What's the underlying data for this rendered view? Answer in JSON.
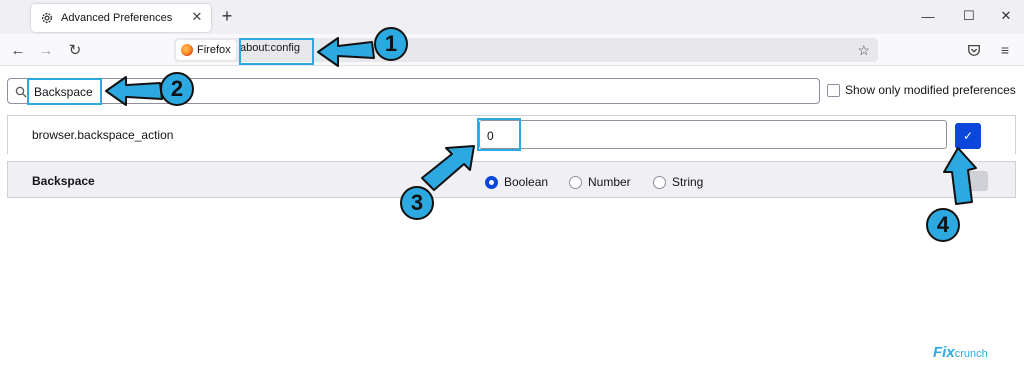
{
  "tab": {
    "title": "Advanced Preferences",
    "icon": "gear-icon",
    "close_icon": "close-icon"
  },
  "toolbar": {
    "new_tab_glyph": "+",
    "identity_label": "Firefox",
    "url": "about:config"
  },
  "search": {
    "value": "Backspace",
    "icon": "search-icon"
  },
  "modified_only": {
    "label": "Show only modified preferences",
    "checked": false
  },
  "pref": {
    "name": "browser.backspace_action",
    "value": "0"
  },
  "new_pref": {
    "name": "Backspace",
    "types": [
      {
        "label": "Boolean",
        "selected": true
      },
      {
        "label": "Number",
        "selected": false
      },
      {
        "label": "String",
        "selected": false
      }
    ]
  },
  "callouts": [
    "1",
    "2",
    "3",
    "4"
  ],
  "colors": {
    "accent": "#2da9e1",
    "primary_button": "#0a46d9"
  },
  "watermark": {
    "part1": "Fix",
    "part2": "crunch"
  }
}
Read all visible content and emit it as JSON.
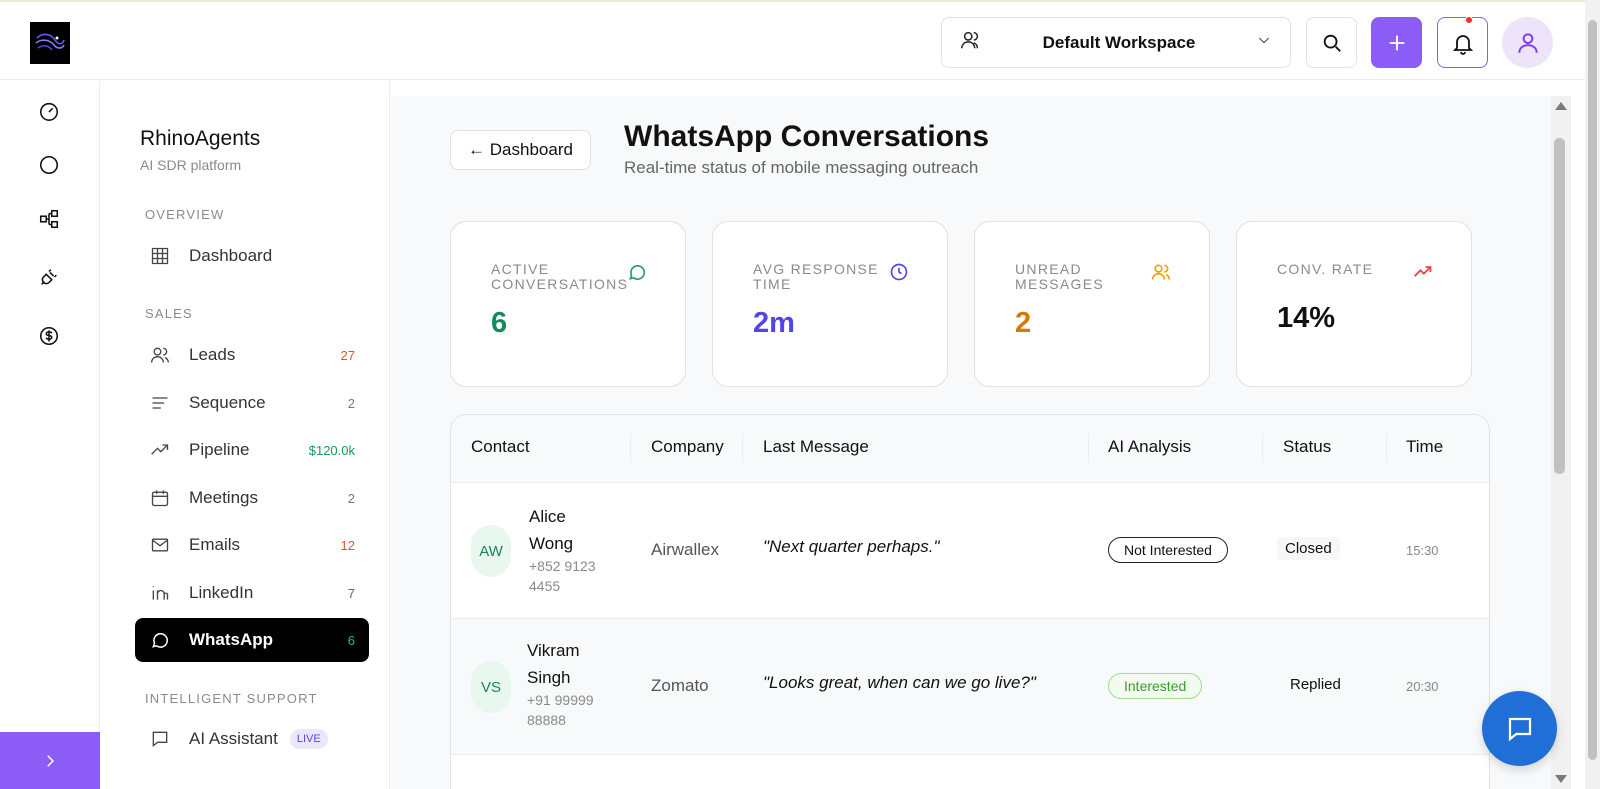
{
  "header": {
    "workspace_label": "Default Workspace"
  },
  "sidebar": {
    "brand": "RhinoAgents",
    "brand_sub": "AI SDR platform",
    "sections": {
      "overview": "OVERVIEW",
      "sales": "SALES",
      "intelligent_support": "INTELLIGENT SUPPORT"
    },
    "items": [
      {
        "label": "Dashboard",
        "count": "",
        "icon": "grid-icon"
      },
      {
        "label": "Leads",
        "count": "27",
        "icon": "users-icon",
        "count_color": "#e0541a"
      },
      {
        "label": "Sequence",
        "count": "2",
        "icon": "list-icon",
        "count_color": "#777777"
      },
      {
        "label": "Pipeline",
        "count": "$120.0k",
        "icon": "trending-up-icon",
        "count_color": "#159a5c"
      },
      {
        "label": "Meetings",
        "count": "2",
        "icon": "calendar-icon",
        "count_color": "#777777"
      },
      {
        "label": "Emails",
        "count": "12",
        "icon": "mail-icon",
        "count_color": "#e0541a"
      },
      {
        "label": "LinkedIn",
        "count": "7",
        "icon": "linkedin-icon",
        "count_color": "#3b6fb8"
      },
      {
        "label": "WhatsApp",
        "count": "6",
        "icon": "message-circle-icon",
        "count_color": "#22c55e"
      },
      {
        "label": "AI Assistant",
        "badge": "LIVE",
        "icon": "message-square-icon"
      }
    ]
  },
  "page": {
    "back_label": "← Dashboard",
    "title": "WhatsApp Conversations",
    "subtitle": "Real-time status of mobile messaging outreach"
  },
  "kpis": [
    {
      "label": "ACTIVE CONVERSATIONS",
      "value": "6",
      "color": "#168a5a",
      "icon": "message-circle-icon",
      "icon_color": "#22a06b"
    },
    {
      "label": "AVG RESPONSE TIME",
      "value": "2m",
      "color": "#4f46e5",
      "icon": "clock-icon",
      "icon_color": "#4f46e5"
    },
    {
      "label": "UNREAD MESSAGES",
      "value": "2",
      "color": "#d97706",
      "icon": "users-icon",
      "icon_color": "#f59e0b"
    },
    {
      "label": "CONV. RATE",
      "value": "14%",
      "color": "#111111",
      "icon": "trending-up-icon",
      "icon_color": "#ef4444"
    }
  ],
  "table": {
    "columns": [
      "Contact",
      "Company",
      "Last Message",
      "AI Analysis",
      "Status",
      "Time"
    ],
    "rows": [
      {
        "initials": "AW",
        "name": "Alice Wong",
        "phone": "+852 9123 4455",
        "company": "Airwallex",
        "message": "\"Next quarter perhaps.\"",
        "analysis": "Not Interested",
        "status": "Closed",
        "time": "15:30"
      },
      {
        "initials": "VS",
        "name": "Vikram Singh",
        "phone": "+91 99999 88888",
        "company": "Zomato",
        "message": "\"Looks great, when can we go live?\"",
        "analysis": "Interested",
        "status": "Replied",
        "time": "20:30"
      }
    ]
  }
}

※ ※ ※

● **What the exercise asks**:
Give the data again exactly as written, with all pictures left out.

● **Written solution**:
What's the underlying data for this rendered view? Answer in JSON.
{
  "tab": {
    "title": "Advanced Preferences",
    "icon": "gear-icon",
    "close_icon": "close-icon"
  },
  "toolbar": {
    "new_tab_glyph": "+",
    "identity_label": "Firefox",
    "url": "about:config"
  },
  "search": {
    "value": "Backspace",
    "icon": "search-icon"
  },
  "modified_only": {
    "label": "Show only modified preferences",
    "checked": false
  },
  "pref": {
    "name": "browser.backspace_action",
    "value": "0"
  },
  "new_pref": {
    "name": "Backspace",
    "types": [
      {
        "label": "Boolean",
        "selected": true
      },
      {
        "label": "Number",
        "selected": false
      },
      {
        "label": "String",
        "selected": false
      }
    ]
  },
  "callouts": [
    "1",
    "2",
    "3",
    "4"
  ],
  "colors": {
    "accent": "#2da9e1",
    "primary_button": "#0a46d9"
  },
  "watermark": {
    "part1": "Fix",
    "part2": "crunch"
  }
}
Read all visible content and emit it as JSON.
{
  "header": {
    "workspace_label": "Default Workspace"
  },
  "sidebar": {
    "brand": "RhinoAgents",
    "brand_sub": "AI SDR platform",
    "sections": {
      "overview": "OVERVIEW",
      "sales": "SALES",
      "intelligent_support": "INTELLIGENT SUPPORT"
    },
    "items": [
      {
        "label": "Dashboard",
        "count": "",
        "icon": "grid-icon"
      },
      {
        "label": "Leads",
        "count": "27",
        "icon": "users-icon",
        "count_color": "#e0541a"
      },
      {
        "label": "Sequence",
        "count": "2",
        "icon": "list-icon",
        "count_color": "#777777"
      },
      {
        "label": "Pipeline",
        "count": "$120.0k",
        "icon": "trending-up-icon",
        "count_color": "#159a5c"
      },
      {
        "label": "Meetings",
        "count": "2",
        "icon": "calendar-icon",
        "count_color": "#777777"
      },
      {
        "label": "Emails",
        "count": "12",
        "icon": "mail-icon",
        "count_color": "#e0541a"
      },
      {
        "label": "LinkedIn",
        "count": "7",
        "icon": "linkedin-icon",
        "count_color": "#3b6fb8"
      },
      {
        "label": "WhatsApp",
        "count": "6",
        "icon": "message-circle-icon",
        "count_color": "#22c55e"
      },
      {
        "label": "AI Assistant",
        "badge": "LIVE",
        "icon": "message-square-icon"
      }
    ]
  },
  "page": {
    "back_label": "← Dashboard",
    "title": "WhatsApp Conversations",
    "subtitle": "Real-time status of mobile messaging outreach"
  },
  "kpis": [
    {
      "label": "ACTIVE CONVERSATIONS",
      "value": "6",
      "color": "#168a5a",
      "icon": "message-circle-icon",
      "icon_color": "#22a06b"
    },
    {
      "label": "AVG RESPONSE TIME",
      "value": "2m",
      "color": "#4f46e5",
      "icon": "clock-icon",
      "icon_color": "#4f46e5"
    },
    {
      "label": "UNREAD MESSAGES",
      "value": "2",
      "color": "#d97706",
      "icon": "users-icon",
      "icon_color": "#f59e0b"
    },
    {
      "label": "CONV. RATE",
      "value": "14%",
      "color": "#111111",
      "icon": "trending-up-icon",
      "icon_color": "#ef4444"
    }
  ],
  "table": {
    "columns": [
      "Contact",
      "Company",
      "Last Message",
      "AI Analysis",
      "Status",
      "Time"
    ],
    "rows": [
      {
        "initials": "AW",
        "name": "Alice Wong",
        "phone": "+852 9123 4455",
        "company": "Airwallex",
        "message": "\"Next quarter perhaps.\"",
        "analysis": "Not Interested",
        "status": "Closed",
        "time": "15:30"
      },
      {
        "initials": "VS",
        "name": "Vikram Singh",
        "phone": "+91 99999 88888",
        "company": "Zomato",
        "message": "\"Looks great, when can we go live?\"",
        "analysis": "Interested",
        "status": "Replied",
        "time": "20:30"
      }
    ]
  }
}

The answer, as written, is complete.